**THE TASK**
Please quote every line word for word.

## START

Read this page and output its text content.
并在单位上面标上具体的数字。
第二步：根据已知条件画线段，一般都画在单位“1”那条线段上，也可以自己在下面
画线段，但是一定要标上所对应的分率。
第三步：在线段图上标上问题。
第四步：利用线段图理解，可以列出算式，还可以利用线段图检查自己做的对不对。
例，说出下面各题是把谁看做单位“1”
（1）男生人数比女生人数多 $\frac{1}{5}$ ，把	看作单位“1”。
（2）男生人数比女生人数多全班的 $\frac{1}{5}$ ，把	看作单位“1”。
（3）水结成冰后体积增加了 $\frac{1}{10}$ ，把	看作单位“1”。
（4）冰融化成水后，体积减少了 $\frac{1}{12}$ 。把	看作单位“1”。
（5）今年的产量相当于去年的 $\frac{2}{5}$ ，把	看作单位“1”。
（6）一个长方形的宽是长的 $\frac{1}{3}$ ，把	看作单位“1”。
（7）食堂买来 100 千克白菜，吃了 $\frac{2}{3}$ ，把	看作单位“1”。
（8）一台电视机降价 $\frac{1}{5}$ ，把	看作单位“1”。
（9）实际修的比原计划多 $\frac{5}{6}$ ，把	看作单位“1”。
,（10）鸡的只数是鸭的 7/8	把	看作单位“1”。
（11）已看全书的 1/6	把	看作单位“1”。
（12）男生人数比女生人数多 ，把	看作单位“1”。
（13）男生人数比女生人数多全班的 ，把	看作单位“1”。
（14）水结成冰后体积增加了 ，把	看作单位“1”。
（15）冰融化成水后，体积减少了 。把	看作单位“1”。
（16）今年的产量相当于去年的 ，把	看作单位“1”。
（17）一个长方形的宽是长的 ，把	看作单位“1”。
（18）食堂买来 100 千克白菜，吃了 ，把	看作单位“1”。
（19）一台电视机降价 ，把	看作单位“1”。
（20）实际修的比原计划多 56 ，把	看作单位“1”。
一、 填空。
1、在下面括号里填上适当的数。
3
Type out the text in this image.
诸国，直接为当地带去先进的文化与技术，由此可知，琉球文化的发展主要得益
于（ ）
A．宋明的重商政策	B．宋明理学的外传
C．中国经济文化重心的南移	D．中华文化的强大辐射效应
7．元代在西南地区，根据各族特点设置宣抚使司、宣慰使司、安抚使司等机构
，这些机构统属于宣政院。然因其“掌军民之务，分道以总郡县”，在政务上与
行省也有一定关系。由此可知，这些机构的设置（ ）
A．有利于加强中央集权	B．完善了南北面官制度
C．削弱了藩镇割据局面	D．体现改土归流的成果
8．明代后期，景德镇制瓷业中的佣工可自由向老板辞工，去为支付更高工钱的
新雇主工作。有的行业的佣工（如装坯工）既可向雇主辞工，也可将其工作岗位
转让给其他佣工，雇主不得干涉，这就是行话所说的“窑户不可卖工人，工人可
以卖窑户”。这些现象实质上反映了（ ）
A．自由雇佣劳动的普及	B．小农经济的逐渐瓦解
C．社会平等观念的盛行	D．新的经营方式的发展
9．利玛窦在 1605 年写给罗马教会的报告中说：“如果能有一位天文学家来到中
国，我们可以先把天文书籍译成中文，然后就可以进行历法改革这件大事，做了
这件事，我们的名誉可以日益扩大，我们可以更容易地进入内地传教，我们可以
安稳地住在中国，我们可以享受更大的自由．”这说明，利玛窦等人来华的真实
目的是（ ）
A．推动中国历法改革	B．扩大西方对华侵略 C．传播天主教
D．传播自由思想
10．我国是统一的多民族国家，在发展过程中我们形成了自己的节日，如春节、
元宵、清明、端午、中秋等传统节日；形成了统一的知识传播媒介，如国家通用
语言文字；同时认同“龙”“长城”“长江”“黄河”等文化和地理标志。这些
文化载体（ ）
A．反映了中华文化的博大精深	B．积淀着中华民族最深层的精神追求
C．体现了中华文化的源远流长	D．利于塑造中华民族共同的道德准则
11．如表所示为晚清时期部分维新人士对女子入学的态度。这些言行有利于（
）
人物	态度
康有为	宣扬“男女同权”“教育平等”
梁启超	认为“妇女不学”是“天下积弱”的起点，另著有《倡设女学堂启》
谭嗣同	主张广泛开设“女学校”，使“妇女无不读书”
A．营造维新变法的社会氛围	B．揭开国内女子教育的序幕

## END

**OUTPUT OF THE EXERCISE**
Read this page and output its text content.
并在单位上面标上具体的数字。
第二步：根据已知条件画线段，一般都画在单位“1”那条线段上，也可以自己在下面
画线段，但是一定要标上所对应的分率。
第三步：在线段图上标上问题。
第四步：利用线段图理解，可以列出算式，还可以利用线段图检查自己做的对不对。
例，说出下面各题是把谁看做单位“1”
（1）男生人数比女生人数多 $\frac{1}{5}$ ，把	看作单位“1”。
（2）男生人数比女生人数多全班的 $\frac{1}{5}$ ，把	看作单位“1”。
（3）水结成冰后体积增加了 $\frac{1}{10}$ ，把	看作单位“1”。
（4）冰融化成水后，体积减少了 $\frac{1}{12}$ 。把	看作单位“1”。
（5）今年的产量相当于去年的 $\frac{2}{5}$ ，把	看作单位“1”。
（6）一个长方形的宽是长的 $\frac{1}{3}$ ，把	看作单位“1”。
（7）食堂买来 100 千克白菜，吃了 $\frac{2}{3}$ ，把	看作单位“1”。
（8）一台电视机降价 $\frac{1}{5}$ ，把	看作单位“1”。
（9）实际修的比原计划多 $\frac{5}{6}$ ，把	看作单位“1”。
,（10）鸡的只数是鸭的 7/8	把	看作单位“1”。
（11）已看全书的 1/6	把	看作单位“1”。
（12）男生人数比女生人数多 ，把	看作单位“1”。
（13）男生人数比女生人数多全班的 ，把	看作单位“1”。
（14）水结成冰后体积增加了 ，把	看作单位“1”。
（15）冰融化成水后，体积减少了 。把	看作单位“1”。
（16）今年的产量相当于去年的 ，把	看作单位“1”。
（17）一个长方形的宽是长的 ，把	看作单位“1”。
（18）食堂买来 100 千克白菜，吃了 ，把	看作单位“1”。
（19）一台电视机降价 ，把	看作单位“1”。
（20）实际修的比原计划多 56 ，把	看作单位“1”。
一、 填空。
1、在下面括号里填上适当的数。
3
Type out the text in this image.
诸国，直接为当地带去先进的文化与技术，由此可知，琉球文化的发展主要得益
于（ ）
A．宋明的重商政策	B．宋明理学的外传
C．中国经济文化重心的南移	D．中华文化的强大辐射效应
7．元代在西南地区，根据各族特点设置宣抚使司、宣慰使司、安抚使司等机构
，这些机构统属于宣政院。然因其“掌军民之务，分道以总郡县”，在政务上与
行省也有一定关系。由此可知，这些机构的设置（ ）
A．有利于加强中央集权	B．完善了南北面官制度
C．削弱了藩镇割据局面	D．体现改土归流的成果
8．明代后期，景德镇制瓷业中的佣工可自由向老板辞工，去为支付更高工钱的
新雇主工作。有的行业的佣工（如装坯工）既可向雇主辞工，也可将其工作岗位
转让给其他佣工，雇主不得干涉，这就是行话所说的“窑户不可卖工人，工人可
以卖窑户”。这些现象实质上反映了（ ）
A．自由雇佣劳动的普及	B．小农经济的逐渐瓦解
C．社会平等观念的盛行	D．新的经营方式的发展
9．利玛窦在 1605 年写给罗马教会的报告中说：“如果能有一位天文学家来到中
国，我们可以先把天文书籍译成中文，然后就可以进行历法改革这件大事，做了
这件事，我们的名誉可以日益扩大，我们可以更容易地进入内地传教，我们可以
安稳地住在中国，我们可以享受更大的自由．”这说明，利玛窦等人来华的真实
目的是（ ）
A．推动中国历法改革	B．扩大西方对华侵略 C．传播天主教
D．传播自由思想
10．我国是统一的多民族国家，在发展过程中我们形成了自己的节日，如春节、
元宵、清明、端午、中秋等传统节日；形成了统一的知识传播媒介，如国家通用
语言文字；同时认同“龙”“长城”“长江”“黄河”等文化和地理标志。这些
文化载体（ ）
A．反映了中华文化的博大精深	B．积淀着中华民族最深层的精神追求
C．体现了中华文化的源远流长	D．利于塑造中华民族共同的道德准则
11．如表所示为晚清时期部分维新人士对女子入学的态度。这些言行有利于（
）
人物	态度
康有为	宣扬“男女同权”“教育平等”
梁启超	认为“妇女不学”是“天下积弱”的起点，另著有《倡设女学堂启》
谭嗣同	主张广泛开设“女学校”，使“妇女无不读书”
A．营造维新变法的社会氛围	B．揭开国内女子教育的序幕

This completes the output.